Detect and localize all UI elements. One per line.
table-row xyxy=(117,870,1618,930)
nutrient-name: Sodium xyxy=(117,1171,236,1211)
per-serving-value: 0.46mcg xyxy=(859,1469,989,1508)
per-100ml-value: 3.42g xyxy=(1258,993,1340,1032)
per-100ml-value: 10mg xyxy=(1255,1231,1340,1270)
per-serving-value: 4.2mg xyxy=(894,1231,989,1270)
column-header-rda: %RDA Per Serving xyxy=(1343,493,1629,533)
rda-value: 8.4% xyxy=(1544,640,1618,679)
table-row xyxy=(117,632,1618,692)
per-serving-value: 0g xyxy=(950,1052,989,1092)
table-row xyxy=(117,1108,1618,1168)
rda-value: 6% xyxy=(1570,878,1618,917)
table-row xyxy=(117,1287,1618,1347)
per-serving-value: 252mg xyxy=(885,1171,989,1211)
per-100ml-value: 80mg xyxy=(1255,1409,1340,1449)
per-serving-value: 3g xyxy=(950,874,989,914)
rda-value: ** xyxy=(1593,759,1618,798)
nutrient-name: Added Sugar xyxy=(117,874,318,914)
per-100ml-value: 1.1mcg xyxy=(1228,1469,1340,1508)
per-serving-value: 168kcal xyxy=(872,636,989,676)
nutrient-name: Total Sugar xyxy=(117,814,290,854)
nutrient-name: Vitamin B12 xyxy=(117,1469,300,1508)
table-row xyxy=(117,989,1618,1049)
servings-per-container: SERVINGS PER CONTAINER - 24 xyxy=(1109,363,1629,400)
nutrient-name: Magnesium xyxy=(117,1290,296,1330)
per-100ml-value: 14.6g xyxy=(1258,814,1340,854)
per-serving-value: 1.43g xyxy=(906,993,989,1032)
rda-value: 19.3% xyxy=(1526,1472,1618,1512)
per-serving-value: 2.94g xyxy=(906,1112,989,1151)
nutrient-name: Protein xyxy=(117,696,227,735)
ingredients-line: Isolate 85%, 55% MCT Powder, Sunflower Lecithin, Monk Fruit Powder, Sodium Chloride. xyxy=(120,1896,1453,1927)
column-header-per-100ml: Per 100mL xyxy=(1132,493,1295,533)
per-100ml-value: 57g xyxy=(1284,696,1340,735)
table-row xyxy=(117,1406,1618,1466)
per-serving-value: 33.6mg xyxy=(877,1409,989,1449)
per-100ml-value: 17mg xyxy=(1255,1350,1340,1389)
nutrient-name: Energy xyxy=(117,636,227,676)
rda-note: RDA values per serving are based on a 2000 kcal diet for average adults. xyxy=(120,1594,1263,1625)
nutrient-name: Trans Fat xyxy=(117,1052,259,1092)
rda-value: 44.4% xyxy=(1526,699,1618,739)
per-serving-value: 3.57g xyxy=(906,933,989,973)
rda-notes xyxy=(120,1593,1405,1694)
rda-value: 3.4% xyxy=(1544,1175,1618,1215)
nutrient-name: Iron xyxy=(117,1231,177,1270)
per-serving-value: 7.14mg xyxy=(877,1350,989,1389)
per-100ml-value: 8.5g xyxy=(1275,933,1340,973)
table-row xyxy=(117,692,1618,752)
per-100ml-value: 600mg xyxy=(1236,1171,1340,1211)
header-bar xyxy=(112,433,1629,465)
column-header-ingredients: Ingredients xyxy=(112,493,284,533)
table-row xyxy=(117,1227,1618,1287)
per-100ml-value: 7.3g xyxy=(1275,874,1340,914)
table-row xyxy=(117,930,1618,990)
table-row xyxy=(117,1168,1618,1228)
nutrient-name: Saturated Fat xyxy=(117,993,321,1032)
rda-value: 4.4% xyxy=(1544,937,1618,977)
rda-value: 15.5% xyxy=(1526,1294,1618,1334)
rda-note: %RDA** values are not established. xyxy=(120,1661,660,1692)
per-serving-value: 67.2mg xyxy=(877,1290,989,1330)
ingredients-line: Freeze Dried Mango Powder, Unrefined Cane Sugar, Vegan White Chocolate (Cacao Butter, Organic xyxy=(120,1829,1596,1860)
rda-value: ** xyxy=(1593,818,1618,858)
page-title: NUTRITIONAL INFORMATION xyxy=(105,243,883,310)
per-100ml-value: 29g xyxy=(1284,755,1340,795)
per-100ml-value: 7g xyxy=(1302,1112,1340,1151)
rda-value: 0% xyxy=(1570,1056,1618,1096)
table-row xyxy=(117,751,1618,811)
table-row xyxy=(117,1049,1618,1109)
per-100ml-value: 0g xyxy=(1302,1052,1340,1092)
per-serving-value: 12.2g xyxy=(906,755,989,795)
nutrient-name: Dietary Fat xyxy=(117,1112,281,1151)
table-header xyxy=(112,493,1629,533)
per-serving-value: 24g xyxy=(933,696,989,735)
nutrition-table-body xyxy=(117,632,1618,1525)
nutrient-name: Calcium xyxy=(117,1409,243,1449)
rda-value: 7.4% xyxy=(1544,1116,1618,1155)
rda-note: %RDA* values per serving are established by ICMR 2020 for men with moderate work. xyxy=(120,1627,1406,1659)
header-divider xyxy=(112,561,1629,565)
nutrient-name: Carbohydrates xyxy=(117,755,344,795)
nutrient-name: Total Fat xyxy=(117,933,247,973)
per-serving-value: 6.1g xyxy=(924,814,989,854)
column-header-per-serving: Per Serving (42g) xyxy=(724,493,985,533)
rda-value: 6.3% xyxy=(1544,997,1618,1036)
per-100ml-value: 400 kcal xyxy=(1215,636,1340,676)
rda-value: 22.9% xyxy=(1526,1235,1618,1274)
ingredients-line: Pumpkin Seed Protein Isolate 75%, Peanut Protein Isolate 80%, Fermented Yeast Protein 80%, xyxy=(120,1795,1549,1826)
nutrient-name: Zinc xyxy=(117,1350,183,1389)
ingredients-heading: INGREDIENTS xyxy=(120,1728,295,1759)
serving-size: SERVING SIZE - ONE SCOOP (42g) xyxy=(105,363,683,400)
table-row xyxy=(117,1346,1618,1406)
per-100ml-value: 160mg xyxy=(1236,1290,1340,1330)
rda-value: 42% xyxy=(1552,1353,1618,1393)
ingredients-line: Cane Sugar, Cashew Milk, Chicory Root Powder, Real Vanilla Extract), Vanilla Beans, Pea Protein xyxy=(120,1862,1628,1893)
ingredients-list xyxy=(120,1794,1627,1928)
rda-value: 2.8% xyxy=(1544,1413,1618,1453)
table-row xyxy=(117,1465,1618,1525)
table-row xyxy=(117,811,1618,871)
--
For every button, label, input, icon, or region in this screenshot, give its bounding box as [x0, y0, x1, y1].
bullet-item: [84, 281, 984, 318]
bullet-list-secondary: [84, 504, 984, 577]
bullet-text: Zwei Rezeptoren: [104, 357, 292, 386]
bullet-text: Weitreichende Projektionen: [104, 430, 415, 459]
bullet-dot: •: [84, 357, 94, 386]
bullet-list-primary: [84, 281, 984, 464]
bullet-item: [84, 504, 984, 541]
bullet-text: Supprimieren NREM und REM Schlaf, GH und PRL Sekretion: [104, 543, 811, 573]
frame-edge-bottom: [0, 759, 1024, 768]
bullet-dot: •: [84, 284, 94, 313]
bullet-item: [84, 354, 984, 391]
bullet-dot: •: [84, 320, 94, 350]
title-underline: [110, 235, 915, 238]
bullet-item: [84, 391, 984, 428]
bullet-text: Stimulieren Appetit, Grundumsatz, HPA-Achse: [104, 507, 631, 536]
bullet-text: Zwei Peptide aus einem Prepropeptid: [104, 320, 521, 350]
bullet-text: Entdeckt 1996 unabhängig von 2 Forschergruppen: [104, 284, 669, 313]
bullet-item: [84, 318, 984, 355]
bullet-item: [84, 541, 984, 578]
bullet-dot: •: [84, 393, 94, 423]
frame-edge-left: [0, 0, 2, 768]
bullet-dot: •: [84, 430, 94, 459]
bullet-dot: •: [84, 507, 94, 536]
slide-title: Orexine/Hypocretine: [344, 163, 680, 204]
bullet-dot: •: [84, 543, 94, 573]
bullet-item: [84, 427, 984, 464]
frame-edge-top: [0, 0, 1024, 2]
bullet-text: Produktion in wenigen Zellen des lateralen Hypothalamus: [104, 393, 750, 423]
--
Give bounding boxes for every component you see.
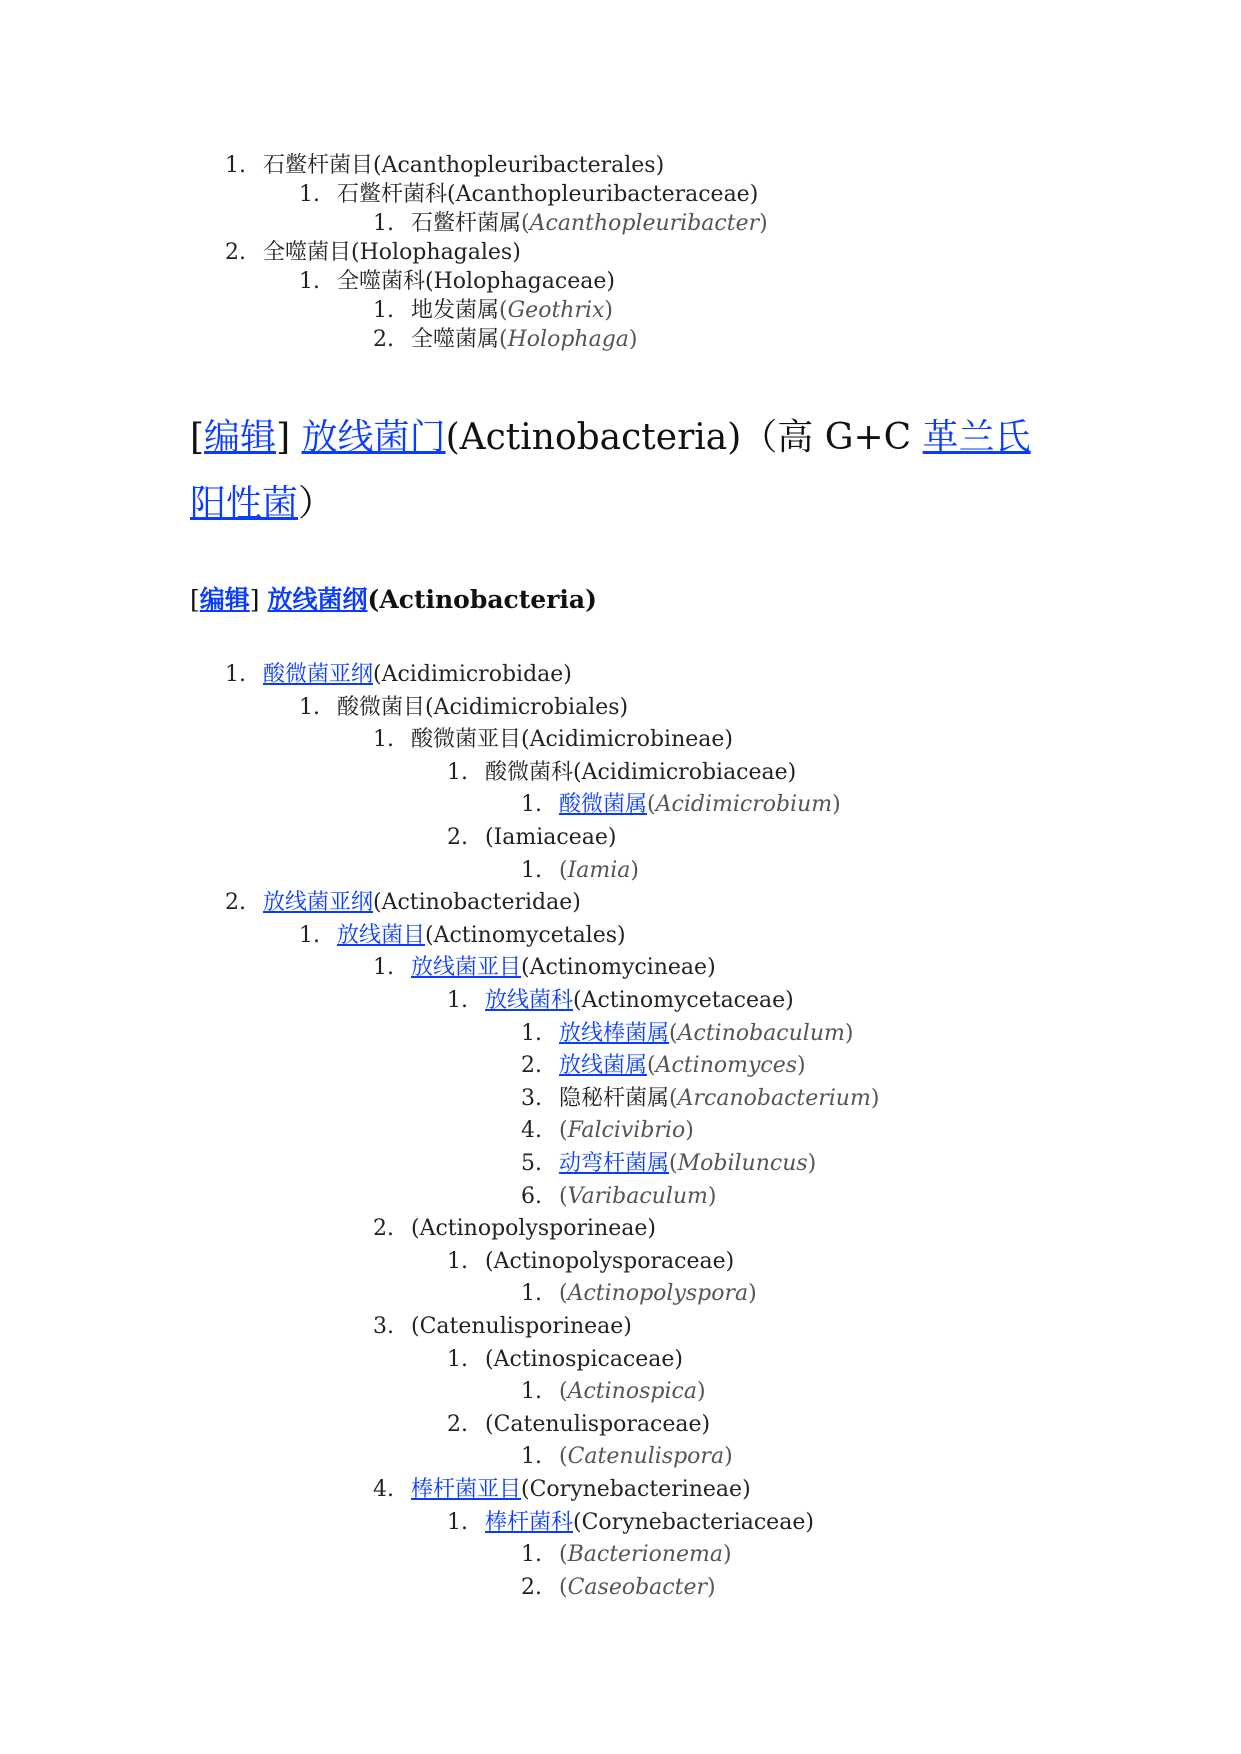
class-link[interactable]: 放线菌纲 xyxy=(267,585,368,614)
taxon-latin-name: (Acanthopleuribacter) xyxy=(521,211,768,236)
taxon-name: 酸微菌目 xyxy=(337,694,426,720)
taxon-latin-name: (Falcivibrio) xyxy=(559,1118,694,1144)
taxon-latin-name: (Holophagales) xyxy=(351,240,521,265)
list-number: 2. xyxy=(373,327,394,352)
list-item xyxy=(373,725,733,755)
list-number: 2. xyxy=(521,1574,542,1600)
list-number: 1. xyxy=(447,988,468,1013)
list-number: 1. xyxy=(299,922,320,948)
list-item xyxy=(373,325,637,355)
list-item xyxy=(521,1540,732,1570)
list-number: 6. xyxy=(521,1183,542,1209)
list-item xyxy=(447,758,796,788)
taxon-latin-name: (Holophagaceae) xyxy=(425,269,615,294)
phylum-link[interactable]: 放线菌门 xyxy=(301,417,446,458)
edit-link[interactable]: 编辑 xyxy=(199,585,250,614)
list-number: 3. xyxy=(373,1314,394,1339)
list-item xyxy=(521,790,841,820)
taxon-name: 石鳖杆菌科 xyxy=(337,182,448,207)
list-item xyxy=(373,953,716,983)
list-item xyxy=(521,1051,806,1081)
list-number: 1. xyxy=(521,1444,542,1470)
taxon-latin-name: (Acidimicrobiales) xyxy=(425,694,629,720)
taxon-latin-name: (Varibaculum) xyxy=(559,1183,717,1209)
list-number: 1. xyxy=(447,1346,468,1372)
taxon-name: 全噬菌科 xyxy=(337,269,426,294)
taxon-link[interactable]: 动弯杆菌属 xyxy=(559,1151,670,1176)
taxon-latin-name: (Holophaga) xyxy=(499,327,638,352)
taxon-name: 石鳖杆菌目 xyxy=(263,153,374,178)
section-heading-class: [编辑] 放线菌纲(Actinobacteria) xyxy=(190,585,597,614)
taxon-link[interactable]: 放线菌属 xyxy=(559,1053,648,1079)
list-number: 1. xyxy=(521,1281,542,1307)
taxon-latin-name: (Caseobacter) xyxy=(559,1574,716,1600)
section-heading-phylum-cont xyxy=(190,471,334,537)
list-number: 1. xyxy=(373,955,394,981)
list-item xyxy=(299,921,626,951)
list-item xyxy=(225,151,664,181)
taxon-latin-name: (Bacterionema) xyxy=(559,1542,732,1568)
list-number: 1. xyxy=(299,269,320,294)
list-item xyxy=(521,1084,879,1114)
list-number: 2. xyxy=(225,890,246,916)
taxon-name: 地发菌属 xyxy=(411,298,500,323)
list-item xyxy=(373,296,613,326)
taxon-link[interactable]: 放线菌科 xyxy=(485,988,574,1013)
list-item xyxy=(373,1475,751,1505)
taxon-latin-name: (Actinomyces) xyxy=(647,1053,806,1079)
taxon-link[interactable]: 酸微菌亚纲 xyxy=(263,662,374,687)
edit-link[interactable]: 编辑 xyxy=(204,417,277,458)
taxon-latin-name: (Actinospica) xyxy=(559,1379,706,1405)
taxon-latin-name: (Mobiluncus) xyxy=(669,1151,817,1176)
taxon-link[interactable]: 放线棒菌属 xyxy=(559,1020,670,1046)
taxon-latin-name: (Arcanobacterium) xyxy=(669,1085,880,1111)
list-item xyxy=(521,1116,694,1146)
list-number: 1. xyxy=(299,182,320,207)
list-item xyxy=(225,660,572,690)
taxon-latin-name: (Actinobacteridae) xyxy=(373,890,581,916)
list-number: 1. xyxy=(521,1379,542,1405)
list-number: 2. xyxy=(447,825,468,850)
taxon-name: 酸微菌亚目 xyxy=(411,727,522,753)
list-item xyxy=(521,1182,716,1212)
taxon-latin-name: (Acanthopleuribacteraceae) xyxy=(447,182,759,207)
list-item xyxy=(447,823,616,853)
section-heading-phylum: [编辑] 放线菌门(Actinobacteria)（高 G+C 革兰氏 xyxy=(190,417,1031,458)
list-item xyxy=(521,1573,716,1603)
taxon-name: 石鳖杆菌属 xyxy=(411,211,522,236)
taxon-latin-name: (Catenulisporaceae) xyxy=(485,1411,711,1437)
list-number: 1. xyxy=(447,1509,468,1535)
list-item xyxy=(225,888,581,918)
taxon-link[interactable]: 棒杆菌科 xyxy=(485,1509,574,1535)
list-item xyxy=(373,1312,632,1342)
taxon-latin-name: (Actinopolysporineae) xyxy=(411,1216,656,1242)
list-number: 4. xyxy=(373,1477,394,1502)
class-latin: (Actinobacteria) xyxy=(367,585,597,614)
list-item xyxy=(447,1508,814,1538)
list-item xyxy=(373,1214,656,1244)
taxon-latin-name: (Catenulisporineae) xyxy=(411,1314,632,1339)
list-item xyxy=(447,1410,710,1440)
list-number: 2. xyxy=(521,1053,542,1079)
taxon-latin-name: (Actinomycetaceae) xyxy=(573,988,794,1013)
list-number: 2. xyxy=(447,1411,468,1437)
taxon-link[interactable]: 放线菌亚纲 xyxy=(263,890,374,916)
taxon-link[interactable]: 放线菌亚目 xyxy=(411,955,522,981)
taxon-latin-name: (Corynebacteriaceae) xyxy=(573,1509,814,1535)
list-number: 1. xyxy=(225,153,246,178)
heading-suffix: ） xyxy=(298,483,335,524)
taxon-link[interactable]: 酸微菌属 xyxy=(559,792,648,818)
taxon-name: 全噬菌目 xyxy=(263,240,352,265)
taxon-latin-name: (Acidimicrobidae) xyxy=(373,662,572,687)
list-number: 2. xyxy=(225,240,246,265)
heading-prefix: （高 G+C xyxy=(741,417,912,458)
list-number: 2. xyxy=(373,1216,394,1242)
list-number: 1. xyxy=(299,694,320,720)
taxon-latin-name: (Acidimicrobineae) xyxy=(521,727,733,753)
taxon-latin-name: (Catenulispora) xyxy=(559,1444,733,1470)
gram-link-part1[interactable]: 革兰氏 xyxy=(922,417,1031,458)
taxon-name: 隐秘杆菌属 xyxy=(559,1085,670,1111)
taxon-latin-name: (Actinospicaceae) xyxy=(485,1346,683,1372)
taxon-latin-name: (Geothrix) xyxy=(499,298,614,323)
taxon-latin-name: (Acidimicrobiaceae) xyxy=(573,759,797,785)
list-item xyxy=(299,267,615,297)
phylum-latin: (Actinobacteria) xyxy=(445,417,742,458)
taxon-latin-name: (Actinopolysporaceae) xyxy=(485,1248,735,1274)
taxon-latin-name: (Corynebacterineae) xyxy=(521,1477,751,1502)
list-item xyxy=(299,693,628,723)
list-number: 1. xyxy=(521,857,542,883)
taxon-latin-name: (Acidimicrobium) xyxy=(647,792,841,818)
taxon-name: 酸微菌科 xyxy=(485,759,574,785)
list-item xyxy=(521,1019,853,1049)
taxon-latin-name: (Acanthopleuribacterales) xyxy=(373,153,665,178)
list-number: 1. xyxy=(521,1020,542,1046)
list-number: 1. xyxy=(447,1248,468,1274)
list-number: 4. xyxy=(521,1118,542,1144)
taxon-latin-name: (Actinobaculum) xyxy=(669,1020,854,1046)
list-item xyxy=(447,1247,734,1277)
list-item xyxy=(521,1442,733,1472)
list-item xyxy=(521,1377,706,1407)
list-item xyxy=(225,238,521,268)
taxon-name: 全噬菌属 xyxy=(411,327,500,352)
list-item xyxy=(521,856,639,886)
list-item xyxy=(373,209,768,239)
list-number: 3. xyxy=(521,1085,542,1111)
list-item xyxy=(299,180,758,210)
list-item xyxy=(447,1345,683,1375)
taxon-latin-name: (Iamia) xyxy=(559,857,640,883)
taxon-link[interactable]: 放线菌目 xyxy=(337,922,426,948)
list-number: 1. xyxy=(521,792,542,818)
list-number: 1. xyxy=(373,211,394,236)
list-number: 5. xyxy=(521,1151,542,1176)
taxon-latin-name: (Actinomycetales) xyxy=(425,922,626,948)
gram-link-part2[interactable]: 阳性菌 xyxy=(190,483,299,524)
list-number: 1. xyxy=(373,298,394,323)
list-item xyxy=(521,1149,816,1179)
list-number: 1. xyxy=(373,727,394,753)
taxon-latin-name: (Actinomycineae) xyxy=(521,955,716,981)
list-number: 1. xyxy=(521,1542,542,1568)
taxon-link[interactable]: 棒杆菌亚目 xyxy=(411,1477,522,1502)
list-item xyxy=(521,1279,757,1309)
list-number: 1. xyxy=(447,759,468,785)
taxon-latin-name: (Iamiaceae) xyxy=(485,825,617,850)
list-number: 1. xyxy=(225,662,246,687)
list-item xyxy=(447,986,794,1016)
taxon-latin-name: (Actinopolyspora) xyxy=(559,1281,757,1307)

Try it: Please report every line of the records above that contains the word "Powder".

Written solution:
ingredients-line: Isolate 85%, 55% MCT Powder, Sunflower Lecithin, Monk Fruit Powder, Sodium Chloride. xyxy=(120,1896,1453,1927)
ingredients-line: Freeze Dried Mango Powder, Unrefined Cane Sugar, Vegan White Chocolate (Cacao Butter, Organic xyxy=(120,1829,1596,1860)
ingredients-line: Cane Sugar, Cashew Milk, Chicory Root Powder, Real Vanilla Extract), Vanilla Beans, Pea Protein xyxy=(120,1862,1628,1893)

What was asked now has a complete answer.